▶ _SET EXERCISE_
Arrange every line of the records below as a Markdown table with the columns Row and Entry. Put the row number under Row and the line under Entry, and leave out blank lines.
---- DATA FOR PROCESSING
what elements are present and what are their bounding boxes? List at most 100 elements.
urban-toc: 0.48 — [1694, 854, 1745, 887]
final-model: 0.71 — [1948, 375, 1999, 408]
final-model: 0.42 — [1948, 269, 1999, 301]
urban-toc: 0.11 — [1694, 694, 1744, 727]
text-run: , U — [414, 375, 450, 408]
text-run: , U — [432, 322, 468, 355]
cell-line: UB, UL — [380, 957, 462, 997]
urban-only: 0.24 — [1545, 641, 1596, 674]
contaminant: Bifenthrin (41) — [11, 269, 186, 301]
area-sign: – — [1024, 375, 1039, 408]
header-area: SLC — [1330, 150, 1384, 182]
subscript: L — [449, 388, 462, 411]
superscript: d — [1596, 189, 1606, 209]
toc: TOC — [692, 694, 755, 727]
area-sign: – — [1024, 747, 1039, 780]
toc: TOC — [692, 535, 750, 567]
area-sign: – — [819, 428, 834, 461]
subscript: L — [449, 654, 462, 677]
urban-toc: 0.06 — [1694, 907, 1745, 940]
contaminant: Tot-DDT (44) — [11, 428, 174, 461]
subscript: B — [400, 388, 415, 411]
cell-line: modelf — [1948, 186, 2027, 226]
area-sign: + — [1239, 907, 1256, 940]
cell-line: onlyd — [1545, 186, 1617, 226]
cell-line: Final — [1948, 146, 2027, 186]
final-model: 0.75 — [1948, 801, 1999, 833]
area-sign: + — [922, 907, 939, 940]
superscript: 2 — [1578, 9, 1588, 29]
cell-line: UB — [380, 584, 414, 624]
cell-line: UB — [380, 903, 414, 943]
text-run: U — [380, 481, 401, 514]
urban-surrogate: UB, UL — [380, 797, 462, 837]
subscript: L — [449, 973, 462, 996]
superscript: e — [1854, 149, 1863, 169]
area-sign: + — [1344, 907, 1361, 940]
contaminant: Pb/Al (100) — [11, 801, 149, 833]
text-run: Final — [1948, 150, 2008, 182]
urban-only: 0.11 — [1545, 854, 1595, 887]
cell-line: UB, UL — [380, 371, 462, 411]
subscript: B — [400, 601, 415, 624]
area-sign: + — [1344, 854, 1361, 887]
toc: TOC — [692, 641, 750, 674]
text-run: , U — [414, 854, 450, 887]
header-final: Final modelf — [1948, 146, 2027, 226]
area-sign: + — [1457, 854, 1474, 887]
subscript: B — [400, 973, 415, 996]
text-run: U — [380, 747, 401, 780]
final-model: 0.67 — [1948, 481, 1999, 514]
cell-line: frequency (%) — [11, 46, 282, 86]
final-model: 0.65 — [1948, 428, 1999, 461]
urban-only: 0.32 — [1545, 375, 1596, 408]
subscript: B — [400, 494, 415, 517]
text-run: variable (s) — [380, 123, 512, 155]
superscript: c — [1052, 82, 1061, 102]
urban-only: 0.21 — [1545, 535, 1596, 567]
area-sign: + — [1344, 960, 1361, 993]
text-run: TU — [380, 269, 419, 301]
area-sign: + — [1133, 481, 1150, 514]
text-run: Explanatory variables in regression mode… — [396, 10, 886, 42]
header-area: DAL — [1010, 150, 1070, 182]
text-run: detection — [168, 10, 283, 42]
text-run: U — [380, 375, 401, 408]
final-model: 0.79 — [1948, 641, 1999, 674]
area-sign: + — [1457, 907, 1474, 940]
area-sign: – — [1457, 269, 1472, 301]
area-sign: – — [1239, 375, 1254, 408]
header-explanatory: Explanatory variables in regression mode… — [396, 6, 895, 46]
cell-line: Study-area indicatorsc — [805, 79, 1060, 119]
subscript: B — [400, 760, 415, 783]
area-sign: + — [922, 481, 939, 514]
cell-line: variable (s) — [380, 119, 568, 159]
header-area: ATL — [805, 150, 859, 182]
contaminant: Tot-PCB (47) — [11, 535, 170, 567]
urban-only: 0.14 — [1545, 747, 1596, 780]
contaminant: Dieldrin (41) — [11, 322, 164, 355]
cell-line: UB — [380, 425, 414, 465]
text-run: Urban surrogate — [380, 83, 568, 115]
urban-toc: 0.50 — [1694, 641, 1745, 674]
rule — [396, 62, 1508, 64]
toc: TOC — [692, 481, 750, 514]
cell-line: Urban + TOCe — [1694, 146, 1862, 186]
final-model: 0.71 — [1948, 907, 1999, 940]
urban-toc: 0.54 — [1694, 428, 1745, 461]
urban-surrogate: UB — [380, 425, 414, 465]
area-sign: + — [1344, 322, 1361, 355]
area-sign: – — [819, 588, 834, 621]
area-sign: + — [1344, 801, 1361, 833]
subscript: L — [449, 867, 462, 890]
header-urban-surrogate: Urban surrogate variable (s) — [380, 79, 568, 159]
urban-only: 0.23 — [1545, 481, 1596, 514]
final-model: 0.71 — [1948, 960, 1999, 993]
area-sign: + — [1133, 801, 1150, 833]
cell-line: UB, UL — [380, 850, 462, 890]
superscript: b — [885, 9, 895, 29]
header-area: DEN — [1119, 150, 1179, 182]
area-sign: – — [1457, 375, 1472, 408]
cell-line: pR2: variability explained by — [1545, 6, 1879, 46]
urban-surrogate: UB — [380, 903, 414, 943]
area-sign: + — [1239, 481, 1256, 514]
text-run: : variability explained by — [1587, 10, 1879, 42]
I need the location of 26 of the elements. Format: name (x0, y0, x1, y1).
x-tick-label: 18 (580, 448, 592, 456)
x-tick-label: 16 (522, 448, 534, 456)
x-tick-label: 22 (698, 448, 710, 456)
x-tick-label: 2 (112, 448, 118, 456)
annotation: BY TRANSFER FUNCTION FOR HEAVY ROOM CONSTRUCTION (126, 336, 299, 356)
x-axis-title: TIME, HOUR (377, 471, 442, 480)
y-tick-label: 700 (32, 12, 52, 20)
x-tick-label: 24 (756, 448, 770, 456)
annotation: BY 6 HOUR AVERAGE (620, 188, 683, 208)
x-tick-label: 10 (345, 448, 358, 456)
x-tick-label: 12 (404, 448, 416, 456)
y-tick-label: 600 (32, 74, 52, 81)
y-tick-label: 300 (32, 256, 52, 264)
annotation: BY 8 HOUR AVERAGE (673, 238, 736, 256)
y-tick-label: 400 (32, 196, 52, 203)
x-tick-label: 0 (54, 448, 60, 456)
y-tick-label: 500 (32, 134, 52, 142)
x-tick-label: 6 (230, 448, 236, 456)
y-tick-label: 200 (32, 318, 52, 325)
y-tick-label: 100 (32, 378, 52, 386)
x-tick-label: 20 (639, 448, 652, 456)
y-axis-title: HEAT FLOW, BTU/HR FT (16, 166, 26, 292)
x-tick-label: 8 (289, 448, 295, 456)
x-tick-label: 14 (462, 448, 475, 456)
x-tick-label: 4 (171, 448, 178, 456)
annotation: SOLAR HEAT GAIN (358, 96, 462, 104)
--------
▶ _REPLY TO THE EXERCISE_
| Row | Entry |
|---|---|
| 1 | what elements are present and what are their bounding boxes? List at most 100 elements. |
| 2 | urban-toc: 0.48 — [1694, 854, 1745, 887] |
| 3 | final-model: 0.71 — [1948, 375, 1999, 408] |
| 4 | final-model: 0.42 — [1948, 269, 1999, 301] |
| 5 | urban-toc: 0.11 — [1694, 694, 1744, 727] |
| 6 | text-run: , U — [414, 375, 450, 408] |
| 7 | text-run: , U — [432, 322, 468, 355] |
| 8 | cell-line: UB, UL — [380, 957, 462, 997] |
| 9 | urban-only: 0.24 — [1545, 641, 1596, 674] |
| 10 | contaminant: Bifenthrin (41) — [11, 269, 186, 301] |
| 11 | area-sign: – — [1024, 375, 1039, 408] |
| 12 | header-area: SLC — [1330, 150, 1384, 182] |
| 13 | subscript: L — [449, 388, 462, 411] |
| 14 | superscript: d — [1596, 189, 1606, 209] |
| 15 | toc: TOC — [692, 694, 755, 727] |
| 16 | area-sign: – — [1024, 747, 1039, 780] |
| 17 | toc: TOC — [692, 535, 750, 567] |
| 18 | area-sign: – — [819, 428, 834, 461] |
| 19 | subscript: L — [449, 654, 462, 677] |
| 20 | urban-toc: 0.06 — [1694, 907, 1745, 940] |
| 21 | contaminant: Tot-DDT (44) — [11, 428, 174, 461] |
| 22 | subscript: B — [400, 388, 415, 411] |
| 23 | cell-line: modelf — [1948, 186, 2027, 226] |
| 24 | area-sign: + — [1239, 907, 1256, 940] |
| 25 | cell-line: onlyd — [1545, 186, 1617, 226] |
| 26 | cell-line: Final — [1948, 146, 2027, 186] |
| 27 | final-model: 0.75 — [1948, 801, 1999, 833] |
| 28 | area-sign: + — [922, 907, 939, 940] |
| 29 | superscript: 2 — [1578, 9, 1588, 29] |
| 30 | cell-line: UB — [380, 584, 414, 624] |
| 31 | cell-line: UB — [380, 903, 414, 943] |
| 32 | text-run: U — [380, 481, 401, 514] |
| 33 | urban-surrogate: UB, UL — [380, 797, 462, 837] |
| 34 | subscript: L — [449, 973, 462, 996] |
| 35 | superscript: e — [1854, 149, 1863, 169] |
| 36 | area-sign: + — [1344, 907, 1361, 940] |
| 37 | contaminant: Pb/Al (100) — [11, 801, 149, 833] |
| 38 | text-run: Final — [1948, 150, 2008, 182] |
| 39 | urban-only: 0.11 — [1545, 854, 1595, 887] |
| 40 | cell-line: UB, UL — [380, 371, 462, 411] |
| 41 | subscript: B — [400, 601, 415, 624] |
| 42 | area-sign: + — [1344, 854, 1361, 887] |
| 43 | toc: TOC — [692, 641, 750, 674] |
| 44 | text-run: , U — [414, 854, 450, 887] |
| 45 | header-final: Final modelf — [1948, 146, 2027, 226] |
| 46 | area-sign: + — [1457, 854, 1474, 887] |
| 47 | subscript: B — [400, 973, 415, 996] |
| 48 | text-run: U — [380, 747, 401, 780] |
| 49 | final-model: 0.67 — [1948, 481, 1999, 514] |
| 50 | cell-line: frequency (%) — [11, 46, 282, 86] |
| 51 | final-model: 0.65 — [1948, 428, 1999, 461] |
| 52 | urban-only: 0.32 — [1545, 375, 1596, 408] |
| 53 | subscript: B — [400, 494, 415, 517] |
| 54 | text-run: variable (s) — [380, 123, 512, 155] |
| 55 | superscript: c — [1052, 82, 1061, 102] |
| 56 | urban-only: 0.21 — [1545, 535, 1596, 567] |
| 57 | area-sign: + — [1344, 960, 1361, 993] |
| 58 | text-run: TU — [380, 269, 419, 301] |
| 59 | area-sign: + — [1133, 481, 1150, 514] |
| 60 | text-run: Explanatory variables in regression mode… — [396, 10, 886, 42] |
| 61 | header-area: DAL — [1010, 150, 1070, 182] |
| 62 | text-run: detection — [168, 10, 283, 42] |
| 63 | text-run: U — [380, 375, 401, 408] |
| 64 | final-model: 0.79 — [1948, 641, 1999, 674] |
| 65 | area-sign: + — [1457, 907, 1474, 940] |
| 66 | area-sign: – — [1457, 269, 1472, 301] |
| 67 | area-sign: – — [1239, 375, 1254, 408] |
| 68 | header-explanatory: Explanatory variables in regression mode… — [396, 6, 895, 46] |
| 69 | cell-line: Study-area indicatorsc — [805, 79, 1060, 119] |
| 70 | subscript: B — [400, 760, 415, 783] |
| 71 | area-sign: + — [922, 481, 939, 514] |
| 72 | cell-line: variable (s) — [380, 119, 568, 159] |
| 73 | header-area: ATL — [805, 150, 859, 182] |
| 74 | contaminant: Tot-PCB (47) — [11, 535, 170, 567] |
| 75 | urban-only: 0.14 — [1545, 747, 1596, 780] |
| 76 | contaminant: Dieldrin (41) — [11, 322, 164, 355] |
| 77 | cell-line: UB — [380, 425, 414, 465] |
| 78 | text-run: Urban surrogate — [380, 83, 568, 115] |
| 79 | urban-toc: 0.50 — [1694, 641, 1745, 674] |
| 80 | rule — [396, 62, 1508, 64] |
| 81 | toc: TOC — [692, 481, 750, 514] |
| 82 | cell-line: Urban + TOCe — [1694, 146, 1862, 186] |
| 83 | final-model: 0.71 — [1948, 907, 1999, 940] |
| 84 | urban-toc: 0.54 — [1694, 428, 1745, 461] |
| 85 | urban-surrogate: UB — [380, 425, 414, 465] |
| 86 | area-sign: + — [1344, 322, 1361, 355] |
| 87 | area-sign: – — [819, 588, 834, 621] |
| 88 | area-sign: + — [1344, 801, 1361, 833] |
| 89 | subscript: L — [449, 867, 462, 890] |
| 90 | header-urban-surrogate: Urban surrogate variable (s) — [380, 79, 568, 159] |
| 91 | urban-only: 0.23 — [1545, 481, 1596, 514] |
| 92 | final-model: 0.71 — [1948, 960, 1999, 993] |
| 93 | area-sign: + — [1133, 801, 1150, 833] |
| 94 | cell-line: UB, UL — [380, 850, 462, 890] |
| 95 | superscript: b — [885, 9, 895, 29] |
| 96 | header-area: DEN — [1119, 150, 1179, 182] |
| 97 | area-sign: – — [1457, 375, 1472, 408] |
| 98 | cell-line: pR2: variability explained by — [1545, 6, 1879, 46] |
| 99 | urban-surrogate: UB — [380, 903, 414, 943] |
| 100 | area-sign: + — [1239, 481, 1256, 514] |
| 101 | text-run: : variability explained by — [1587, 10, 1879, 42] |
| 102 | I need the location of 26 of the elements. Format: name (x0, y0, x1, y1). |
| 103 | x-tick-label: 18 (580, 448, 592, 456) |
| 104 | x-tick-label: 16 (522, 448, 534, 456) |
| 105 | x-tick-label: 22 (698, 448, 710, 456) |
| 106 | x-tick-label: 2 (112, 448, 118, 456) |
| 107 | annotation: BY TRANSFER FUNCTION FOR HEAVY ROOM CONSTRUCTION (126, 336, 299, 356) |
| 108 | x-axis-title: TIME, HOUR (377, 471, 442, 480) |
| 109 | y-tick-label: 700 (32, 12, 52, 20) |
| 110 | x-tick-label: 24 (756, 448, 770, 456) |
| 111 | annotation: BY 6 HOUR AVERAGE (620, 188, 683, 208) |
| 112 | x-tick-label: 10 (345, 448, 358, 456) |
| 113 | x-tick-label: 12 (404, 448, 416, 456) |
| 114 | y-tick-label: 600 (32, 74, 52, 81) |
| 115 | y-tick-label: 300 (32, 256, 52, 264) |
| 116 | annotation: BY 8 HOUR AVERAGE (673, 238, 736, 256) |
| 117 | y-tick-label: 400 (32, 196, 52, 203) |
| 118 | x-tick-label: 0 (54, 448, 60, 456) |
| 119 | y-tick-label: 500 (32, 134, 52, 142) |
| 120 | x-tick-label: 6 (230, 448, 236, 456) |
| 121 | y-tick-label: 200 (32, 318, 52, 325) |
| 122 | y-tick-label: 100 (32, 378, 52, 386) |
| 123 | x-tick-label: 20 (639, 448, 652, 456) |
| 124 | y-axis-title: HEAT FLOW, BTU/HR FT (16, 166, 26, 292) |
| 125 | x-tick-label: 8 (289, 448, 295, 456) |
| 126 | x-tick-label: 14 (462, 448, 475, 456) |
| 127 | x-tick-label: 4 (171, 448, 178, 456) |
| 128 | annotation: SOLAR HEAT GAIN (358, 96, 462, 104) |